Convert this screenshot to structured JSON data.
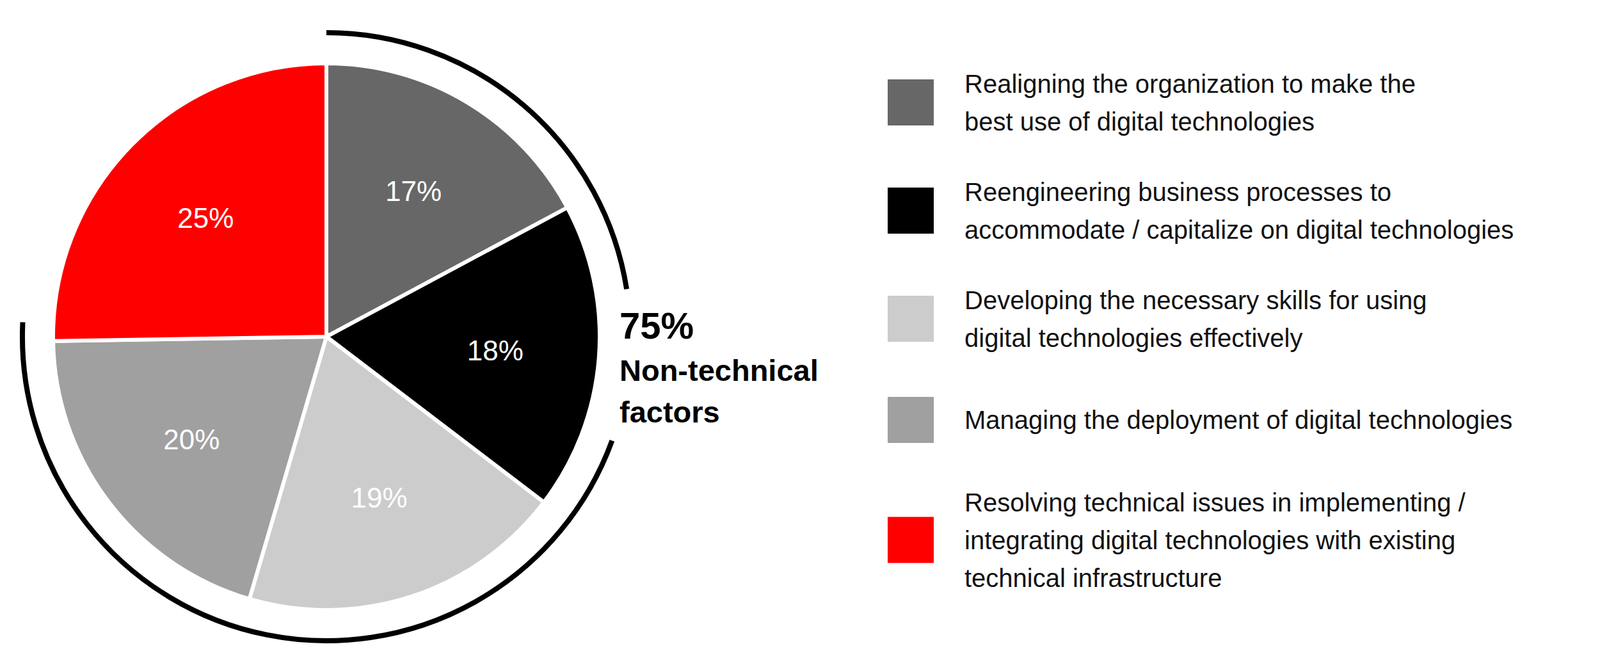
{
  "chart_data": {
    "type": "pie",
    "categories": [
      "Realigning the organization to make the\nbest use of digital technologies",
      "Reengineering business processes to\naccommodate / capitalize on digital technologies",
      "Developing the necessary skills for using\ndigital technologies effectively",
      "Managing the deployment of digital technologies",
      "Resolving technical issues in implementing /\nintegrating digital technologies with existing\ntechnical infrastructure"
    ],
    "values": [
      17,
      18,
      19,
      20,
      25
    ],
    "value_labels": [
      "17%",
      "18%",
      "19%",
      "20%",
      "25%"
    ],
    "colors": [
      "#676767",
      "#000000",
      "#cccccc",
      "#a0a0a0",
      "#ff0000"
    ],
    "data_labels": true,
    "legend": "right",
    "annotation": {
      "value": 75,
      "label": "75%",
      "text": "Non-technical\nfactors"
    }
  }
}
*-*-*
Pull out all lines containing the word "technical" from the entries above.

§ **WRITTEN REPLY**
      "Resolving technical issues in implementing /\nintegrating digital technologies with existing\ntechnical infrastructure"
      "text": "Non-technical\nfactors"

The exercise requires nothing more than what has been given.